#### Set problem
Could you print all the entries exactly?
════════════════
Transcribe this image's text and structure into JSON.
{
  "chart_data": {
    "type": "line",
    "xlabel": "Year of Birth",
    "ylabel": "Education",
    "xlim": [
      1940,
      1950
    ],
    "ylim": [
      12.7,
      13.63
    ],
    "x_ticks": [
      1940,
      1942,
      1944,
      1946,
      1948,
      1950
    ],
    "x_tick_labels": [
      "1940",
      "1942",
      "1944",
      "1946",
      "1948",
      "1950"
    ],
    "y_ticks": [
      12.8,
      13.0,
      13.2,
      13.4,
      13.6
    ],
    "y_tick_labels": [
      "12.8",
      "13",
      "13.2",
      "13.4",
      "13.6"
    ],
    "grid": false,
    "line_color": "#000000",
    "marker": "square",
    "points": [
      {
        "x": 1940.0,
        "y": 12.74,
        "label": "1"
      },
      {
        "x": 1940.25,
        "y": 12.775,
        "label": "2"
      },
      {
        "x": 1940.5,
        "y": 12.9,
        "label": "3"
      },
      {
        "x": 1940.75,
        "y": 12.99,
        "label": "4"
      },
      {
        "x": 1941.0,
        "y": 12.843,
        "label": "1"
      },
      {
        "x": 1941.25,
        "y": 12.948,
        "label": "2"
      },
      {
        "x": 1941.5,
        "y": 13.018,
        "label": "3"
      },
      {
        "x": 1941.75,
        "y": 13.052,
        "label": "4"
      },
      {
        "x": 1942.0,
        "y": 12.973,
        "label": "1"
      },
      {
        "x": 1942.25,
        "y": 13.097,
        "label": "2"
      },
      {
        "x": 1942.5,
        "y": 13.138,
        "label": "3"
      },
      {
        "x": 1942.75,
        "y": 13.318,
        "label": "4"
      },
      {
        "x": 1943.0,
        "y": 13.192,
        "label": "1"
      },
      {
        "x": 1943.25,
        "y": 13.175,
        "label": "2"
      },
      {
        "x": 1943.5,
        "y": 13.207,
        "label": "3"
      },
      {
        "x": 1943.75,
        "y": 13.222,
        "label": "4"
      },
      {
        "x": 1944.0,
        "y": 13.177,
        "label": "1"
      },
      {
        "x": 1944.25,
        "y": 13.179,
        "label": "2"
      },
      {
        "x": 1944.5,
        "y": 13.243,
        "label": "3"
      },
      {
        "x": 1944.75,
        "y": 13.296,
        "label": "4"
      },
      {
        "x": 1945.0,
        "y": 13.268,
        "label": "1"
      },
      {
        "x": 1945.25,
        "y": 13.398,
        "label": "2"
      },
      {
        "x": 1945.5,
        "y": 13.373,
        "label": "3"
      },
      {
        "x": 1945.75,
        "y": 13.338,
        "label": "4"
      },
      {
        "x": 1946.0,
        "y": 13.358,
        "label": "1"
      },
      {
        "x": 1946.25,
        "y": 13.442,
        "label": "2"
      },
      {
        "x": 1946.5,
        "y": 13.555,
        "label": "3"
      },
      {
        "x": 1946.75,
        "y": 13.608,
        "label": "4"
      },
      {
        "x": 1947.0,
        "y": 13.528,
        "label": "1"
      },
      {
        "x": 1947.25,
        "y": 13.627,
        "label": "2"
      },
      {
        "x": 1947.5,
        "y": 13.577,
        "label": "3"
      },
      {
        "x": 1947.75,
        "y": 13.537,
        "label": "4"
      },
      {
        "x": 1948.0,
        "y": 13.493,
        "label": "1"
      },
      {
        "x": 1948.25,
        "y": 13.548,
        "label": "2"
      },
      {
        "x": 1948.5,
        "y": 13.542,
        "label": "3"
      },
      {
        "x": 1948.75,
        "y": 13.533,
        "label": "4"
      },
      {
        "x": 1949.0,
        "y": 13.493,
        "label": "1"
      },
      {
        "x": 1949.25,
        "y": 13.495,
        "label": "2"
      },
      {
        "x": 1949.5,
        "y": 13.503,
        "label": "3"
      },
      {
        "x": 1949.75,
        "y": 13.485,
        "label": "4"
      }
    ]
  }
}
════════════════
#### Reply
Transcribe this image's text and structure into JSON.
{
  "chart_data": {
    "type": "line",
    "xlabel": "Year of Birth",
    "ylabel": "Education",
    "xlim": [
      1940,
      1950
    ],
    "ylim": [
      12.7,
      13.63
    ],
    "x_ticks": [
      1940,
      1942,
      1944,
      1946,
      1948,
      1950
    ],
    "x_tick_labels": [
      "1940",
      "1942",
      "1944",
      "1946",
      "1948",
      "1950"
    ],
    "y_ticks": [
      12.8,
      13.0,
      13.2,
      13.4,
      13.6
    ],
    "y_tick_labels": [
      "12.8",
      "13",
      "13.2",
      "13.4",
      "13.6"
    ],
    "grid": false,
    "line_color": "#000000",
    "marker": "square",
    "points": [
      {
        "x": 1940.0,
        "y": 12.74,
        "label": "1"
      },
      {
        "x": 1940.25,
        "y": 12.775,
        "label": "2"
      },
      {
        "x": 1940.5,
        "y": 12.9,
        "label": "3"
      },
      {
        "x": 1940.75,
        "y": 12.99,
        "label": "4"
      },
      {
        "x": 1941.0,
        "y": 12.843,
        "label": "1"
      },
      {
        "x": 1941.25,
        "y": 12.948,
        "label": "2"
      },
      {
        "x": 1941.5,
        "y": 13.018,
        "label": "3"
      },
      {
        "x": 1941.75,
        "y": 13.052,
        "label": "4"
      },
      {
        "x": 1942.0,
        "y": 12.973,
        "label": "1"
      },
      {
        "x": 1942.25,
        "y": 13.097,
        "label": "2"
      },
      {
        "x": 1942.5,
        "y": 13.138,
        "label": "3"
      },
      {
        "x": 1942.75,
        "y": 13.318,
        "label": "4"
      },
      {
        "x": 1943.0,
        "y": 13.192,
        "label": "1"
      },
      {
        "x": 1943.25,
        "y": 13.175,
        "label": "2"
      },
      {
        "x": 1943.5,
        "y": 13.207,
        "label": "3"
      },
      {
        "x": 1943.75,
        "y": 13.222,
        "label": "4"
      },
      {
        "x": 1944.0,
        "y": 13.177,
        "label": "1"
      },
      {
        "x": 1944.25,
        "y": 13.179,
        "label": "2"
      },
      {
        "x": 1944.5,
        "y": 13.243,
        "label": "3"
      },
      {
        "x": 1944.75,
        "y": 13.296,
        "label": "4"
      },
      {
        "x": 1945.0,
        "y": 13.268,
        "label": "1"
      },
      {
        "x": 1945.25,
        "y": 13.398,
        "label": "2"
      },
      {
        "x": 1945.5,
        "y": 13.373,
        "label": "3"
      },
      {
        "x": 1945.75,
        "y": 13.338,
        "label": "4"
      },
      {
        "x": 1946.0,
        "y": 13.358,
        "label": "1"
      },
      {
        "x": 1946.25,
        "y": 13.442,
        "label": "2"
      },
      {
        "x": 1946.5,
        "y": 13.555,
        "label": "3"
      },
      {
        "x": 1946.75,
        "y": 13.608,
        "label": "4"
      },
      {
        "x": 1947.0,
        "y": 13.528,
        "label": "1"
      },
      {
        "x": 1947.25,
        "y": 13.627,
        "label": "2"
      },
      {
        "x": 1947.5,
        "y": 13.577,
        "label": "3"
      },
      {
        "x": 1947.75,
        "y": 13.537,
        "label": "4"
      },
      {
        "x": 1948.0,
        "y": 13.493,
        "label": "1"
      },
      {
        "x": 1948.25,
        "y": 13.548,
        "label": "2"
      },
      {
        "x": 1948.5,
        "y": 13.542,
        "label": "3"
      },
      {
        "x": 1948.75,
        "y": 13.533,
        "label": "4"
      },
      {
        "x": 1949.0,
        "y": 13.493,
        "label": "1"
      },
      {
        "x": 1949.25,
        "y": 13.495,
        "label": "2"
      },
      {
        "x": 1949.5,
        "y": 13.503,
        "label": "3"
      },
      {
        "x": 1949.75,
        "y": 13.485,
        "label": "4"
      }
    ]
  }
}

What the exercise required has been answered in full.